_Directions_
Reproduce each of the entries below verbatim, line for line.

_Extracted records_
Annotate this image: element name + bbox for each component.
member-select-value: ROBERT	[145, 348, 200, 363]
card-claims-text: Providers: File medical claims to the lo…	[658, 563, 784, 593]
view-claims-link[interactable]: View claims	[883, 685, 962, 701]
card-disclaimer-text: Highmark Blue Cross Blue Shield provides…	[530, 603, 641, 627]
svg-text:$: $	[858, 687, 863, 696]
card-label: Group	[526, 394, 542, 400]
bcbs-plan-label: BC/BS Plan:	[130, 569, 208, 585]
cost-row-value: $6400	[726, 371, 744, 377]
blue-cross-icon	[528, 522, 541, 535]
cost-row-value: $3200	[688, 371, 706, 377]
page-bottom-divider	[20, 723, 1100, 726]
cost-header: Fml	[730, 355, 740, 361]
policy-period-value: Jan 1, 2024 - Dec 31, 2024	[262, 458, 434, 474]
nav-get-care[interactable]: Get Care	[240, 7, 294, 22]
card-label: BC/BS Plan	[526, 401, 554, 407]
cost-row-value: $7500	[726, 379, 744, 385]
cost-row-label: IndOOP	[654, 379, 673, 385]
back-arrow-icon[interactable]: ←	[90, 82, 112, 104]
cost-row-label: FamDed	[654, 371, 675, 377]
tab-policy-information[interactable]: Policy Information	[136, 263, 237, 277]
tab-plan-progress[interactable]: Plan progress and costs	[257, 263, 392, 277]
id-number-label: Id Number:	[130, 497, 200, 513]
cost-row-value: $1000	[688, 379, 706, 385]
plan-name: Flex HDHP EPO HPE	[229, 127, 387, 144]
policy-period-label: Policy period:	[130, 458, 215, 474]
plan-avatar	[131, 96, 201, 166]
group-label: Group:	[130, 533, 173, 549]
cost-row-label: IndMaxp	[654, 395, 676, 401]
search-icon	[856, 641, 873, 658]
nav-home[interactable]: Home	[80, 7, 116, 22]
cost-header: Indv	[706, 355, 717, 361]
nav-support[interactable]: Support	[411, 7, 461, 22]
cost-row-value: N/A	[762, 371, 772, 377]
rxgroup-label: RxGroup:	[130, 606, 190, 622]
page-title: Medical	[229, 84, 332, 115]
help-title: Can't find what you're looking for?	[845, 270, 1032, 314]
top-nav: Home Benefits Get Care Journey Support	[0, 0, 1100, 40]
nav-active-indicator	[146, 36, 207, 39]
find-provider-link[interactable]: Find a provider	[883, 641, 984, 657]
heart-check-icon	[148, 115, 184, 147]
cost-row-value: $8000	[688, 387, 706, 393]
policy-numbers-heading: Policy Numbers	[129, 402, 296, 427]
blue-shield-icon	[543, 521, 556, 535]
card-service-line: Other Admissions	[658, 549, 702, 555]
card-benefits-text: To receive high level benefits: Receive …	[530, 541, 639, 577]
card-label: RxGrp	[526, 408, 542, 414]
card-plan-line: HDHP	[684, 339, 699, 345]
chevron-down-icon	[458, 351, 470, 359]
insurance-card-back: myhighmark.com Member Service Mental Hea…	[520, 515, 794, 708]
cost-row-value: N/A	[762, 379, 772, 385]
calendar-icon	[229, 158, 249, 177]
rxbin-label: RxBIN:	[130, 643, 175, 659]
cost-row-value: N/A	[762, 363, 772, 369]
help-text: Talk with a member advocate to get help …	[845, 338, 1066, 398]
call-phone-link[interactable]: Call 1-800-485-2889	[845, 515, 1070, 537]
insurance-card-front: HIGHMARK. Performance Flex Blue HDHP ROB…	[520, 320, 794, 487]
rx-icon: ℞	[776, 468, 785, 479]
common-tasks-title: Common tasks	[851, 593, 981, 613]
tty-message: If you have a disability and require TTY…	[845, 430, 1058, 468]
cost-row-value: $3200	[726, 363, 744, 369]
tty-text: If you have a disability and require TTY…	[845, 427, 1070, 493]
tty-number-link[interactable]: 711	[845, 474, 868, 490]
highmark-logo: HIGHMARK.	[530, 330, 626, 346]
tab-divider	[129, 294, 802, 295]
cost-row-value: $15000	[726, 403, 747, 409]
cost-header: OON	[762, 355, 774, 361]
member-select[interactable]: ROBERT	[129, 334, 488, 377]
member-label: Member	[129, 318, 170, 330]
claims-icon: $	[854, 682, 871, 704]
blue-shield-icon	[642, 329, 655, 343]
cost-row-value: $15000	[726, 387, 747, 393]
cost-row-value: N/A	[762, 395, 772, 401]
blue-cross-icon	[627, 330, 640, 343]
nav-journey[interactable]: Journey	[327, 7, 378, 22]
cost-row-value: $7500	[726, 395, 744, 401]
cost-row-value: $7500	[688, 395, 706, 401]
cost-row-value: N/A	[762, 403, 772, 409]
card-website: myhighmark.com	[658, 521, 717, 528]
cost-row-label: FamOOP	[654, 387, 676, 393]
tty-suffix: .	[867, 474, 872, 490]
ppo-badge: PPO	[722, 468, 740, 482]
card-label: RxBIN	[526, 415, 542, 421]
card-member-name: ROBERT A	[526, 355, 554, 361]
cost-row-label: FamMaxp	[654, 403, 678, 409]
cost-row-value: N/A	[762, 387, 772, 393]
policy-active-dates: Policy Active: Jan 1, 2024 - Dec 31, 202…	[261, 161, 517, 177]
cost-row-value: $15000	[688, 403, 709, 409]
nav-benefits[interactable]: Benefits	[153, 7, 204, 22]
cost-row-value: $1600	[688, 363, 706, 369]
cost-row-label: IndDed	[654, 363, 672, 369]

_Written response_
Annotate this image: element name + bbox for each component.
member-select-value: ROBERT	[145, 348, 200, 363]
card-claims-text: Providers: File medical claims to the lo…	[658, 563, 784, 593]
view-claims-link[interactable]: View claims	[883, 685, 962, 701]
card-disclaimer-text: Highmark Blue Cross Blue Shield provides…	[530, 603, 641, 627]
svg-text:$: $	[858, 687, 863, 696]
card-label: Group	[526, 394, 542, 400]
bcbs-plan-label: BC/BS Plan:	[130, 569, 208, 585]
cost-row-value: $6400	[726, 371, 744, 377]
blue-cross-icon	[528, 522, 541, 535]
cost-row-value: $3200	[688, 371, 706, 377]
page-bottom-divider	[20, 723, 1100, 726]
cost-header: Fml	[730, 355, 740, 361]
policy-period-value: Jan 1, 2024 - Dec 31, 2024	[262, 458, 434, 474]
nav-get-care[interactable]: Get Care	[240, 7, 294, 22]
card-label: BC/BS Plan	[526, 401, 554, 407]
cost-row-value: $7500	[726, 379, 744, 385]
cost-row-label: IndOOP	[654, 379, 673, 385]
back-arrow-icon[interactable]: ←	[90, 82, 112, 104]
cost-row-label: FamDed	[654, 371, 675, 377]
tab-policy-information[interactable]: Policy Information	[136, 263, 237, 277]
tab-plan-progress[interactable]: Plan progress and costs	[257, 263, 392, 277]
id-number-label: Id Number:	[130, 497, 200, 513]
cost-row-value: $1000	[688, 379, 706, 385]
plan-name: Flex HDHP EPO HPE	[229, 127, 387, 144]
policy-period-label: Policy period:	[130, 458, 215, 474]
plan-avatar	[131, 96, 201, 166]
group-label: Group:	[130, 533, 173, 549]
cost-row-label: IndMaxp	[654, 395, 676, 401]
search-icon	[856, 641, 873, 658]
nav-home[interactable]: Home	[80, 7, 116, 22]
cost-header: Indv	[706, 355, 717, 361]
nav-support[interactable]: Support	[411, 7, 461, 22]
cost-row-value: N/A	[762, 371, 772, 377]
rxgroup-label: RxGroup:	[130, 606, 190, 622]
page-title: Medical	[229, 84, 332, 115]
help-title: Can't find what you're looking for?	[845, 270, 1032, 314]
top-nav: Home Benefits Get Care Journey Support	[0, 0, 1100, 40]
nav-active-indicator	[146, 36, 207, 39]
find-provider-link[interactable]: Find a provider	[883, 641, 984, 657]
heart-check-icon	[148, 115, 184, 147]
cost-row-value: $8000	[688, 387, 706, 393]
policy-numbers-heading: Policy Numbers	[129, 402, 296, 427]
blue-shield-icon	[543, 521, 556, 535]
card-service-line: Other Admissions	[658, 549, 702, 555]
card-benefits-text: To receive high level benefits: Receive …	[530, 541, 639, 577]
card-label: RxGrp	[526, 408, 542, 414]
card-plan-line: HDHP	[684, 339, 699, 345]
chevron-down-icon	[458, 351, 470, 359]
insurance-card-back: myhighmark.com Member Service Mental Hea…	[520, 515, 794, 708]
cost-row-value: N/A	[762, 379, 772, 385]
calendar-icon	[229, 158, 249, 177]
rxbin-label: RxBIN:	[130, 643, 175, 659]
cost-row-value: N/A	[762, 363, 772, 369]
help-text: Talk with a member advocate to get help …	[845, 338, 1066, 398]
call-phone-link[interactable]: Call 1-800-485-2889	[845, 515, 1070, 537]
insurance-card-front: HIGHMARK. Performance Flex Blue HDHP ROB…	[520, 320, 794, 487]
rx-icon: ℞	[776, 468, 785, 479]
common-tasks-title: Common tasks	[851, 593, 981, 613]
tty-message: If you have a disability and require TTY…	[845, 430, 1058, 468]
cost-row-value: $3200	[726, 363, 744, 369]
tty-text: If you have a disability and require TTY…	[845, 427, 1070, 493]
tty-number-link[interactable]: 711	[845, 474, 868, 490]
highmark-logo: HIGHMARK.	[530, 330, 626, 346]
tab-divider	[129, 294, 802, 295]
cost-row-value: $15000	[726, 403, 747, 409]
cost-header: OON	[762, 355, 774, 361]
member-select[interactable]: ROBERT	[129, 334, 488, 377]
member-label: Member	[129, 318, 170, 330]
claims-icon: $	[854, 682, 871, 704]
blue-shield-icon	[642, 329, 655, 343]
cost-row-value: $15000	[726, 387, 747, 393]
cost-row-value: N/A	[762, 395, 772, 401]
blue-cross-icon	[627, 330, 640, 343]
nav-journey[interactable]: Journey	[327, 7, 378, 22]
cost-row-value: $7500	[726, 395, 744, 401]
cost-row-value: $7500	[688, 395, 706, 401]
cost-row-value: N/A	[762, 403, 772, 409]
card-website: myhighmark.com	[658, 521, 717, 528]
cost-row-label: FamOOP	[654, 387, 676, 393]
tty-suffix: .	[867, 474, 872, 490]
ppo-badge: PPO	[722, 468, 740, 482]
card-label: RxBIN	[526, 415, 542, 421]
card-member-name: ROBERT A	[526, 355, 554, 361]
cost-row-label: FamMaxp	[654, 403, 678, 409]
cost-row-value: N/A	[762, 387, 772, 393]
policy-active-dates: Policy Active: Jan 1, 2024 - Dec 31, 202…	[261, 161, 517, 177]
cost-row-value: $15000	[688, 403, 709, 409]
nav-benefits[interactable]: Benefits	[153, 7, 204, 22]
cost-row-value: $1600	[688, 363, 706, 369]
cost-row-label: IndDed	[654, 363, 672, 369]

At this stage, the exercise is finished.